* [TASK]
Please write out the material below exactly as given.

* [ITEMS]

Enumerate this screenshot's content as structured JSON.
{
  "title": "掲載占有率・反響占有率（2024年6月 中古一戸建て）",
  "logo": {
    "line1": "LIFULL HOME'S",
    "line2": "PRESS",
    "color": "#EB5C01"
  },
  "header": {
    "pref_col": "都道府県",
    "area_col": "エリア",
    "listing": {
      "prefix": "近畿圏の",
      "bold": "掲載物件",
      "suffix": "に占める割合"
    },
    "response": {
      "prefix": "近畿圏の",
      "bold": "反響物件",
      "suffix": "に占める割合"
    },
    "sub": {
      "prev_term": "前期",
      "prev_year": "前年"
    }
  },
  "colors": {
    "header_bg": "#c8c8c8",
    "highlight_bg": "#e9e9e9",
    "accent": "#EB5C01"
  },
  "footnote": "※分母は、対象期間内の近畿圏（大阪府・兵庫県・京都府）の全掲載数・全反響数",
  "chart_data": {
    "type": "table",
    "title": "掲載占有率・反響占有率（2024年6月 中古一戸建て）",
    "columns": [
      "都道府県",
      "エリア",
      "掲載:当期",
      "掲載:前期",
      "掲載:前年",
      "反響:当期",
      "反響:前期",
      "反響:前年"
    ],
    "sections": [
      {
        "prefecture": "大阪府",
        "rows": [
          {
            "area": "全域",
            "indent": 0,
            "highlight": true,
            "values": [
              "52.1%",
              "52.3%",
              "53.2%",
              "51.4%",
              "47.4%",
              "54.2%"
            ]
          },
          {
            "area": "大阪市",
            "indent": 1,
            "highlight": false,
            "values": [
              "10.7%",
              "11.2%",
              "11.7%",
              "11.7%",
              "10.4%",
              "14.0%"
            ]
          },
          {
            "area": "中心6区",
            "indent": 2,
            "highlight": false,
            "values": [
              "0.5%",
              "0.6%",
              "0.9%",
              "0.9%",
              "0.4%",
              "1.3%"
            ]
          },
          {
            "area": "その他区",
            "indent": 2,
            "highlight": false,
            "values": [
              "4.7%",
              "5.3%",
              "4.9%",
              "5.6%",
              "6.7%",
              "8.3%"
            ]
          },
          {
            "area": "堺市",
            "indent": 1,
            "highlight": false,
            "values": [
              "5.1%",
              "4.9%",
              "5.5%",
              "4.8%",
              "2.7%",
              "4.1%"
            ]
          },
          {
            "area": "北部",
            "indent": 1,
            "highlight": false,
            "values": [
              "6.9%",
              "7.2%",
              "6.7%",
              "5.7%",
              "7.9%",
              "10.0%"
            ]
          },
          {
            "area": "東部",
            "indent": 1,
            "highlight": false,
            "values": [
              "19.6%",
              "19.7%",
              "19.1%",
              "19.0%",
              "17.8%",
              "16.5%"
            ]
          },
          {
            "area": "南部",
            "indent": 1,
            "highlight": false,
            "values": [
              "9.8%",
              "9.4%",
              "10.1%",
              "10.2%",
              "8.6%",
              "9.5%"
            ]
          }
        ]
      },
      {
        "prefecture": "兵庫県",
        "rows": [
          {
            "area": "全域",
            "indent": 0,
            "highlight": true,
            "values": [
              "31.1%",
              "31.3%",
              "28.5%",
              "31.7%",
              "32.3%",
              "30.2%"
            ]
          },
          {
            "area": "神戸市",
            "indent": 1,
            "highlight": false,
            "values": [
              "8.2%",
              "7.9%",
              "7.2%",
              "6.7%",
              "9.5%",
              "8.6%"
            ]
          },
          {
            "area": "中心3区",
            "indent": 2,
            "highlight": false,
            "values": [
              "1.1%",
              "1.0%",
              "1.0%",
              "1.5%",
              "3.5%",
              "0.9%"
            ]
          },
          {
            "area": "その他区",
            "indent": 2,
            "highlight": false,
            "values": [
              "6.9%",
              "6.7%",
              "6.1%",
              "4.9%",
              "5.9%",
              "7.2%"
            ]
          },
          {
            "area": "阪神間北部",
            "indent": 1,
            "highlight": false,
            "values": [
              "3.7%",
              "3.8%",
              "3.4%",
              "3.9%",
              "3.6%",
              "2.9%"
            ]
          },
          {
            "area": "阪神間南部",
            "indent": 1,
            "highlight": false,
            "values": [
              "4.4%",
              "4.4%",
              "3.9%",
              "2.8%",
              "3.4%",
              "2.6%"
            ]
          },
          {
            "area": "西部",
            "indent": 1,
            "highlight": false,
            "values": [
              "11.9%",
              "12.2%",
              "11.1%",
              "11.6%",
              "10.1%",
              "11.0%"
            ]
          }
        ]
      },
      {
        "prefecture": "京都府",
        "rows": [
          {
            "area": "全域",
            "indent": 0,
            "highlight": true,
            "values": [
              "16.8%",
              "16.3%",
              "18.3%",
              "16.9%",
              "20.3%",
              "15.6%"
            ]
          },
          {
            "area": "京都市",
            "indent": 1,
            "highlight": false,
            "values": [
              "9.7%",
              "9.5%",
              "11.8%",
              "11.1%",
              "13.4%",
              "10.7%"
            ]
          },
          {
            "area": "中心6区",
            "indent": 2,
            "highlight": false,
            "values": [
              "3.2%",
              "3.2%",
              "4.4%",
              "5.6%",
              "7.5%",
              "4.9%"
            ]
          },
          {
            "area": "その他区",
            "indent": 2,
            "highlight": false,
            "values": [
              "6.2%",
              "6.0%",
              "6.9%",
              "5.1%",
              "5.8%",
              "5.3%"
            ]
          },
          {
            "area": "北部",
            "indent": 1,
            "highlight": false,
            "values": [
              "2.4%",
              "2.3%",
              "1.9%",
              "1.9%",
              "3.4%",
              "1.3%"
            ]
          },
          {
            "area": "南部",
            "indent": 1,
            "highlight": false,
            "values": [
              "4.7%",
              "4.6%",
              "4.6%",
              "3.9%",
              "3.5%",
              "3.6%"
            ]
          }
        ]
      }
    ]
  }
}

* [SOLUTION TO THE EXERCISE]
Enumerate this screenshot's content as structured JSON.
{
  "title": "掲載占有率・反響占有率（2024年6月 中古一戸建て）",
  "logo": {
    "line1": "LIFULL HOME'S",
    "line2": "PRESS",
    "color": "#EB5C01"
  },
  "header": {
    "pref_col": "都道府県",
    "area_col": "エリア",
    "listing": {
      "prefix": "近畿圏の",
      "bold": "掲載物件",
      "suffix": "に占める割合"
    },
    "response": {
      "prefix": "近畿圏の",
      "bold": "反響物件",
      "suffix": "に占める割合"
    },
    "sub": {
      "prev_term": "前期",
      "prev_year": "前年"
    }
  },
  "colors": {
    "header_bg": "#c8c8c8",
    "highlight_bg": "#e9e9e9",
    "accent": "#EB5C01"
  },
  "footnote": "※分母は、対象期間内の近畿圏（大阪府・兵庫県・京都府）の全掲載数・全反響数",
  "chart_data": {
    "type": "table",
    "title": "掲載占有率・反響占有率（2024年6月 中古一戸建て）",
    "columns": [
      "都道府県",
      "エリア",
      "掲載:当期",
      "掲載:前期",
      "掲載:前年",
      "反響:当期",
      "反響:前期",
      "反響:前年"
    ],
    "sections": [
      {
        "prefecture": "大阪府",
        "rows": [
          {
            "area": "全域",
            "indent": 0,
            "highlight": true,
            "values": [
              "52.1%",
              "52.3%",
              "53.2%",
              "51.4%",
              "47.4%",
              "54.2%"
            ]
          },
          {
            "area": "大阪市",
            "indent": 1,
            "highlight": false,
            "values": [
              "10.7%",
              "11.2%",
              "11.7%",
              "11.7%",
              "10.4%",
              "14.0%"
            ]
          },
          {
            "area": "中心6区",
            "indent": 2,
            "highlight": false,
            "values": [
              "0.5%",
              "0.6%",
              "0.9%",
              "0.9%",
              "0.4%",
              "1.3%"
            ]
          },
          {
            "area": "その他区",
            "indent": 2,
            "highlight": false,
            "values": [
              "4.7%",
              "5.3%",
              "4.9%",
              "5.6%",
              "6.7%",
              "8.3%"
            ]
          },
          {
            "area": "堺市",
            "indent": 1,
            "highlight": false,
            "values": [
              "5.1%",
              "4.9%",
              "5.5%",
              "4.8%",
              "2.7%",
              "4.1%"
            ]
          },
          {
            "area": "北部",
            "indent": 1,
            "highlight": false,
            "values": [
              "6.9%",
              "7.2%",
              "6.7%",
              "5.7%",
              "7.9%",
              "10.0%"
            ]
          },
          {
            "area": "東部",
            "indent": 1,
            "highlight": false,
            "values": [
              "19.6%",
              "19.7%",
              "19.1%",
              "19.0%",
              "17.8%",
              "16.5%"
            ]
          },
          {
            "area": "南部",
            "indent": 1,
            "highlight": false,
            "values": [
              "9.8%",
              "9.4%",
              "10.1%",
              "10.2%",
              "8.6%",
              "9.5%"
            ]
          }
        ]
      },
      {
        "prefecture": "兵庫県",
        "rows": [
          {
            "area": "全域",
            "indent": 0,
            "highlight": true,
            "values": [
              "31.1%",
              "31.3%",
              "28.5%",
              "31.7%",
              "32.3%",
              "30.2%"
            ]
          },
          {
            "area": "神戸市",
            "indent": 1,
            "highlight": false,
            "values": [
              "8.2%",
              "7.9%",
              "7.2%",
              "6.7%",
              "9.5%",
              "8.6%"
            ]
          },
          {
            "area": "中心3区",
            "indent": 2,
            "highlight": false,
            "values": [
              "1.1%",
              "1.0%",
              "1.0%",
              "1.5%",
              "3.5%",
              "0.9%"
            ]
          },
          {
            "area": "その他区",
            "indent": 2,
            "highlight": false,
            "values": [
              "6.9%",
              "6.7%",
              "6.1%",
              "4.9%",
              "5.9%",
              "7.2%"
            ]
          },
          {
            "area": "阪神間北部",
            "indent": 1,
            "highlight": false,
            "values": [
              "3.7%",
              "3.8%",
              "3.4%",
              "3.9%",
              "3.6%",
              "2.9%"
            ]
          },
          {
            "area": "阪神間南部",
            "indent": 1,
            "highlight": false,
            "values": [
              "4.4%",
              "4.4%",
              "3.9%",
              "2.8%",
              "3.4%",
              "2.6%"
            ]
          },
          {
            "area": "西部",
            "indent": 1,
            "highlight": false,
            "values": [
              "11.9%",
              "12.2%",
              "11.1%",
              "11.6%",
              "10.1%",
              "11.0%"
            ]
          }
        ]
      },
      {
        "prefecture": "京都府",
        "rows": [
          {
            "area": "全域",
            "indent": 0,
            "highlight": true,
            "values": [
              "16.8%",
              "16.3%",
              "18.3%",
              "16.9%",
              "20.3%",
              "15.6%"
            ]
          },
          {
            "area": "京都市",
            "indent": 1,
            "highlight": false,
            "values": [
              "9.7%",
              "9.5%",
              "11.8%",
              "11.1%",
              "13.4%",
              "10.7%"
            ]
          },
          {
            "area": "中心6区",
            "indent": 2,
            "highlight": false,
            "values": [
              "3.2%",
              "3.2%",
              "4.4%",
              "5.6%",
              "7.5%",
              "4.9%"
            ]
          },
          {
            "area": "その他区",
            "indent": 2,
            "highlight": false,
            "values": [
              "6.2%",
              "6.0%",
              "6.9%",
              "5.1%",
              "5.8%",
              "5.3%"
            ]
          },
          {
            "area": "北部",
            "indent": 1,
            "highlight": false,
            "values": [
              "2.4%",
              "2.3%",
              "1.9%",
              "1.9%",
              "3.4%",
              "1.3%"
            ]
          },
          {
            "area": "南部",
            "indent": 1,
            "highlight": false,
            "values": [
              "4.7%",
              "4.6%",
              "4.6%",
              "3.9%",
              "3.5%",
              "3.6%"
            ]
          }
        ]
      }
    ]
  }
}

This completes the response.